**Short problem**
Return a copy of every line in the records that includes the word "component".

**Supplied data**
━━━━━━━━━━━━━━━━━━━━━━━━━━━━━━
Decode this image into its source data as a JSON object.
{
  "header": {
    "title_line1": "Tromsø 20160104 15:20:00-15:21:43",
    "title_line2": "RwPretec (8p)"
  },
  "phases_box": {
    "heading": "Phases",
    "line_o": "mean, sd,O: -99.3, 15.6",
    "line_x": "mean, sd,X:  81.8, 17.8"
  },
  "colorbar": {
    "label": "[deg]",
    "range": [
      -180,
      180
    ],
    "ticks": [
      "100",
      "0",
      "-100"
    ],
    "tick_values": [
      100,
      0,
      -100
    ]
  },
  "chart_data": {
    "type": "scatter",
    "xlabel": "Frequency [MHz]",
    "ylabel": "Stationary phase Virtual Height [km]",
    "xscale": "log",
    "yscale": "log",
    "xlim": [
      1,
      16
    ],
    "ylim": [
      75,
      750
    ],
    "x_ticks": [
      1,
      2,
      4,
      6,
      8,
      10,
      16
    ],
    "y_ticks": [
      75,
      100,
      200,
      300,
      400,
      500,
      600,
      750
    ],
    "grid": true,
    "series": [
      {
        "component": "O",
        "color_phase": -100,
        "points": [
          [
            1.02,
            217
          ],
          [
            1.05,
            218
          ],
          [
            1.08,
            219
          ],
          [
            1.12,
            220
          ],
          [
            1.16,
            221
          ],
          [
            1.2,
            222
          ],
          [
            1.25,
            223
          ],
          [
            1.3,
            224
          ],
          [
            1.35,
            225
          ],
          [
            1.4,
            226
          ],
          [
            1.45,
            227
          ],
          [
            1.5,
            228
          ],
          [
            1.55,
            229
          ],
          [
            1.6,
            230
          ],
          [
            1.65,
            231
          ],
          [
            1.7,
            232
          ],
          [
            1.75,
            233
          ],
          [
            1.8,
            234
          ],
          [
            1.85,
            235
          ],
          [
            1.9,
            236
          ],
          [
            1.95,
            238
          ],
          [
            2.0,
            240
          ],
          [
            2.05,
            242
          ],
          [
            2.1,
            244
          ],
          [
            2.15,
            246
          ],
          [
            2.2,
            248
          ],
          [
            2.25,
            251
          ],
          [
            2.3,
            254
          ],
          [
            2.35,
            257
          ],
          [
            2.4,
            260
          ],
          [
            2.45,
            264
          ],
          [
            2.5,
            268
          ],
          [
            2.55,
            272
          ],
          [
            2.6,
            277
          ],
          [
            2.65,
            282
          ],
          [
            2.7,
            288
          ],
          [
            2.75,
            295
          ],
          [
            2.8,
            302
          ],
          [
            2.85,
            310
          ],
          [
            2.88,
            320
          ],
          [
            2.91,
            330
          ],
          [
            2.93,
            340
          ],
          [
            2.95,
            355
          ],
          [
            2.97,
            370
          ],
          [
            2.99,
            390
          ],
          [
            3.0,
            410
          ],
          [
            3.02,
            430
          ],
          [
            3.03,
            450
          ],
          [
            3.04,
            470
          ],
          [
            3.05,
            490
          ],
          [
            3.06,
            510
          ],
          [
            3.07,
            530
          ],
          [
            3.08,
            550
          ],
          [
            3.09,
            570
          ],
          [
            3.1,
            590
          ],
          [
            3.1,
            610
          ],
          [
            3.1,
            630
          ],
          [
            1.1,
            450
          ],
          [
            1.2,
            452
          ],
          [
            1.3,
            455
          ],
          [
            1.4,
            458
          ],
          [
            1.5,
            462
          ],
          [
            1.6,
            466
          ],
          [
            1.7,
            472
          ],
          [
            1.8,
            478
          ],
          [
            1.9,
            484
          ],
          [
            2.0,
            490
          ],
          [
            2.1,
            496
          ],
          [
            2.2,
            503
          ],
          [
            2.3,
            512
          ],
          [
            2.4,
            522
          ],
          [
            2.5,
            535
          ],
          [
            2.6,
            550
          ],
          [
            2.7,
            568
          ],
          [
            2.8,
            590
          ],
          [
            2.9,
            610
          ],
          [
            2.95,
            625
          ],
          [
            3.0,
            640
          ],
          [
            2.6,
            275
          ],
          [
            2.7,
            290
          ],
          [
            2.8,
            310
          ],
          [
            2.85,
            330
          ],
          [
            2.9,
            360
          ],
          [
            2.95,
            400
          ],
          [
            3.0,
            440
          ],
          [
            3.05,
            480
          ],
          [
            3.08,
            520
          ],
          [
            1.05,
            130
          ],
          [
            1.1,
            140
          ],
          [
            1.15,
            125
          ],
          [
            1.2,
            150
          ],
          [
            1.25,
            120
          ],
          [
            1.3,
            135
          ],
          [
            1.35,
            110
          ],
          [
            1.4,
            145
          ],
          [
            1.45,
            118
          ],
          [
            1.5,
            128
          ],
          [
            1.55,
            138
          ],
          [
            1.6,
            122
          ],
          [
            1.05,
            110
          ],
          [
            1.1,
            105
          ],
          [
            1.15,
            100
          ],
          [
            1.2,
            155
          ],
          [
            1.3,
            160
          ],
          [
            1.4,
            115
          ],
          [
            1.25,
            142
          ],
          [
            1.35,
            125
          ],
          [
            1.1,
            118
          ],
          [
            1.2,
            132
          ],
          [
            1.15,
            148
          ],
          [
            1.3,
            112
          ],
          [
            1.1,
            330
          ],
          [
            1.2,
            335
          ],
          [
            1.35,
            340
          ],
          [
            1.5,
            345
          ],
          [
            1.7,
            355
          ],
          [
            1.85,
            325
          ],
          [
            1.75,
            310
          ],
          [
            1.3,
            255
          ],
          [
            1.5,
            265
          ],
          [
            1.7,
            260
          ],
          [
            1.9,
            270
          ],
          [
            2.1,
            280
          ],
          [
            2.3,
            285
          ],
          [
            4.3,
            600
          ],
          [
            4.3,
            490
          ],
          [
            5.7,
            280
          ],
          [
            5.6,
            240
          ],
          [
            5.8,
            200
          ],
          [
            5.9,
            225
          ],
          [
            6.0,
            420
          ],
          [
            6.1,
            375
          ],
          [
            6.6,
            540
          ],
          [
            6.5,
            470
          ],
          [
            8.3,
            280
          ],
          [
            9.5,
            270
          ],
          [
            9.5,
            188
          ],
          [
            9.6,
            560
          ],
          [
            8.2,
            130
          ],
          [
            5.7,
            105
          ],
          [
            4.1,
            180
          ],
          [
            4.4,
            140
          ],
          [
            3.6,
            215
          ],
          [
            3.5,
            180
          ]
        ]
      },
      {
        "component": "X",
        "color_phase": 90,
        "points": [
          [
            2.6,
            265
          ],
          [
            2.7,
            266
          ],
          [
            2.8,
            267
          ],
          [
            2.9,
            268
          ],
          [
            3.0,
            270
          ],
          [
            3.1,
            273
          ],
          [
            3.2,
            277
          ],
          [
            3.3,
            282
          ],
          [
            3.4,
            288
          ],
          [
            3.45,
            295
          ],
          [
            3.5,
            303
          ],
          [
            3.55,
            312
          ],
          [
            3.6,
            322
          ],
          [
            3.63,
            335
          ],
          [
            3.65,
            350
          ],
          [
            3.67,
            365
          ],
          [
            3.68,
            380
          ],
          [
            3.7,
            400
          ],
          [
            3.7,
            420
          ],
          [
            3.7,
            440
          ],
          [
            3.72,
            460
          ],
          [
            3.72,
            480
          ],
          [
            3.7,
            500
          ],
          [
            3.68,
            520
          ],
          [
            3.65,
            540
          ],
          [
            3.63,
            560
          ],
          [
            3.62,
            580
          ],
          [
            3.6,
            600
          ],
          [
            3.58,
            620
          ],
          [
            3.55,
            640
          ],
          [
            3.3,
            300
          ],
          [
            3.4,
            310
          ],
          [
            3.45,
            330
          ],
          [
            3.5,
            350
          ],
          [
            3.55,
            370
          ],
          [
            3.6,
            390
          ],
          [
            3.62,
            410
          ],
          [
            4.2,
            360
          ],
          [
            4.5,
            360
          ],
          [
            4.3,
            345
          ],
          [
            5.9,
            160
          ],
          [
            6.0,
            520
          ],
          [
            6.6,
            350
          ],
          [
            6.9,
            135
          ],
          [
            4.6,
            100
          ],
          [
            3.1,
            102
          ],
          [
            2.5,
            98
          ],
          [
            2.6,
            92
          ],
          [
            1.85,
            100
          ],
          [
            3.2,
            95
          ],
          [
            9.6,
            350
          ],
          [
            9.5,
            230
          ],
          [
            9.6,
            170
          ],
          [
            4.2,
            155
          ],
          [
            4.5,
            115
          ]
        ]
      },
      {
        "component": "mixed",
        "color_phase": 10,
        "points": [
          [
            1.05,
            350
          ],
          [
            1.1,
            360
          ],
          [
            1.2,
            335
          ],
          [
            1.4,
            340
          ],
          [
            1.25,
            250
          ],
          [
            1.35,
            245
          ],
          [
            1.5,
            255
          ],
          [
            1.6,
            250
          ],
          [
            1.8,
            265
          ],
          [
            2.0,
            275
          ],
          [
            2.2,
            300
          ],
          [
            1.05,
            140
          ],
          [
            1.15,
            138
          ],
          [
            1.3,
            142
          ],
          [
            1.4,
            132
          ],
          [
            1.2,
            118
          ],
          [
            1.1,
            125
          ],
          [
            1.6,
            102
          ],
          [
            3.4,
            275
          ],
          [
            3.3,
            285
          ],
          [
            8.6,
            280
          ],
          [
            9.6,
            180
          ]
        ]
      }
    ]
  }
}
━━━━━━━━━━━━━━━━━━━━━━━━━━━━━━
**Full response**
        "component": "O",
        "component": "X",
        "component": "mixed",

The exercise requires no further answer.